- [The request]: The listing below is to be output in its exact form.

- [Materials provided]:
## START

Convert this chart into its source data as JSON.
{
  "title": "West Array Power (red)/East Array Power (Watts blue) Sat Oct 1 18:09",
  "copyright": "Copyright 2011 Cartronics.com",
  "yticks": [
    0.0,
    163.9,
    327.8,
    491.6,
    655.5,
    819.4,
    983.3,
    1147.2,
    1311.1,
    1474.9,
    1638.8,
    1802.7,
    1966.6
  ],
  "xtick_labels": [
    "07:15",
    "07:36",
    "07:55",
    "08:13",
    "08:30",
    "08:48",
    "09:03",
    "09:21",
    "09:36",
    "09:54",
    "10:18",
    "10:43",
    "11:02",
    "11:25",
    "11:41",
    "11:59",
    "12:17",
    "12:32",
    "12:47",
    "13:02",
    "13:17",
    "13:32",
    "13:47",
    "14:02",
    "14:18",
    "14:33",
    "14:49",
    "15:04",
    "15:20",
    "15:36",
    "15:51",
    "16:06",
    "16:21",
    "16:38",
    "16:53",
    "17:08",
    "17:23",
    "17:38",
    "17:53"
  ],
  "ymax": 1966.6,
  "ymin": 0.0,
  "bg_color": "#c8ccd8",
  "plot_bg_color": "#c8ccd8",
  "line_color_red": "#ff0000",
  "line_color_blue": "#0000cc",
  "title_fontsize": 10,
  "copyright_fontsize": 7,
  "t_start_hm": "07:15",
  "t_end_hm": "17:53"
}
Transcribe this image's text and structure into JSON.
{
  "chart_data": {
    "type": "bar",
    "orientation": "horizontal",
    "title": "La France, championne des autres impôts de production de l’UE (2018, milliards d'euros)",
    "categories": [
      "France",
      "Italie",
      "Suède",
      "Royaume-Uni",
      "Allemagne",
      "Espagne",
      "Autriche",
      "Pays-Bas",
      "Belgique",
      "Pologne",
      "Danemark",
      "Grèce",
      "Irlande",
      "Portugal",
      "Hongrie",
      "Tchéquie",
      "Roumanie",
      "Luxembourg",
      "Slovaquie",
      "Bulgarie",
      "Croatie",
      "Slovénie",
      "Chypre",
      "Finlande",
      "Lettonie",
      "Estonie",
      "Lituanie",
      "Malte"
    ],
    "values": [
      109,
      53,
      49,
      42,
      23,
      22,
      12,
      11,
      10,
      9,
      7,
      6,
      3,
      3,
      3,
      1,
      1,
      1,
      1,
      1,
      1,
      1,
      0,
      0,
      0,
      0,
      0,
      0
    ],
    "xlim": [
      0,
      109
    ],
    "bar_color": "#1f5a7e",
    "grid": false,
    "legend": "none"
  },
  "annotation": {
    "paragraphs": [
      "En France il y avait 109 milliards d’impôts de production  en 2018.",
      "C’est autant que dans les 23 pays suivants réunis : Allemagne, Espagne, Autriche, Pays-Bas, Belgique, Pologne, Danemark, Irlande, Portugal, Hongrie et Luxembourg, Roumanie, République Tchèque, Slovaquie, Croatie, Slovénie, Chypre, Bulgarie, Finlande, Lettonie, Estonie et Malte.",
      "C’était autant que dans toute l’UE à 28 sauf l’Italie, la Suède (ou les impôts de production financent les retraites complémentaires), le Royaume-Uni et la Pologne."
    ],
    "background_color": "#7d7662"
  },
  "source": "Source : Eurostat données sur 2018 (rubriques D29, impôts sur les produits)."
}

## END

- [Complete response]:
Convert this chart into its source data as JSON.
{
  "title": "West Array Power (red)/East Array Power (Watts blue) Sat Oct 1 18:09",
  "copyright": "Copyright 2011 Cartronics.com",
  "yticks": [
    0.0,
    163.9,
    327.8,
    491.6,
    655.5,
    819.4,
    983.3,
    1147.2,
    1311.1,
    1474.9,
    1638.8,
    1802.7,
    1966.6
  ],
  "xtick_labels": [
    "07:15",
    "07:36",
    "07:55",
    "08:13",
    "08:30",
    "08:48",
    "09:03",
    "09:21",
    "09:36",
    "09:54",
    "10:18",
    "10:43",
    "11:02",
    "11:25",
    "11:41",
    "11:59",
    "12:17",
    "12:32",
    "12:47",
    "13:02",
    "13:17",
    "13:32",
    "13:47",
    "14:02",
    "14:18",
    "14:33",
    "14:49",
    "15:04",
    "15:20",
    "15:36",
    "15:51",
    "16:06",
    "16:21",
    "16:38",
    "16:53",
    "17:08",
    "17:23",
    "17:38",
    "17:53"
  ],
  "ymax": 1966.6,
  "ymin": 0.0,
  "bg_color": "#c8ccd8",
  "plot_bg_color": "#c8ccd8",
  "line_color_red": "#ff0000",
  "line_color_blue": "#0000cc",
  "title_fontsize": 10,
  "copyright_fontsize": 7,
  "t_start_hm": "07:15",
  "t_end_hm": "17:53"
}
Transcribe this image's text and structure into JSON.
{
  "chart_data": {
    "type": "bar",
    "orientation": "horizontal",
    "title": "La France, championne des autres impôts de production de l’UE (2018, milliards d'euros)",
    "categories": [
      "France",
      "Italie",
      "Suède",
      "Royaume-Uni",
      "Allemagne",
      "Espagne",
      "Autriche",
      "Pays-Bas",
      "Belgique",
      "Pologne",
      "Danemark",
      "Grèce",
      "Irlande",
      "Portugal",
      "Hongrie",
      "Tchéquie",
      "Roumanie",
      "Luxembourg",
      "Slovaquie",
      "Bulgarie",
      "Croatie",
      "Slovénie",
      "Chypre",
      "Finlande",
      "Lettonie",
      "Estonie",
      "Lituanie",
      "Malte"
    ],
    "values": [
      109,
      53,
      49,
      42,
      23,
      22,
      12,
      11,
      10,
      9,
      7,
      6,
      3,
      3,
      3,
      1,
      1,
      1,
      1,
      1,
      1,
      1,
      0,
      0,
      0,
      0,
      0,
      0
    ],
    "xlim": [
      0,
      109
    ],
    "bar_color": "#1f5a7e",
    "grid": false,
    "legend": "none"
  },
  "annotation": {
    "paragraphs": [
      "En France il y avait 109 milliards d’impôts de production  en 2018.",
      "C’est autant que dans les 23 pays suivants réunis : Allemagne, Espagne, Autriche, Pays-Bas, Belgique, Pologne, Danemark, Irlande, Portugal, Hongrie et Luxembourg, Roumanie, République Tchèque, Slovaquie, Croatie, Slovénie, Chypre, Bulgarie, Finlande, Lettonie, Estonie et Malte.",
      "C’était autant que dans toute l’UE à 28 sauf l’Italie, la Suède (ou les impôts de production financent les retraites complémentaires), le Royaume-Uni et la Pologne."
    ],
    "background_color": "#7d7662"
  },
  "source": "Source : Eurostat données sur 2018 (rubriques D29, impôts sur les produits)."
}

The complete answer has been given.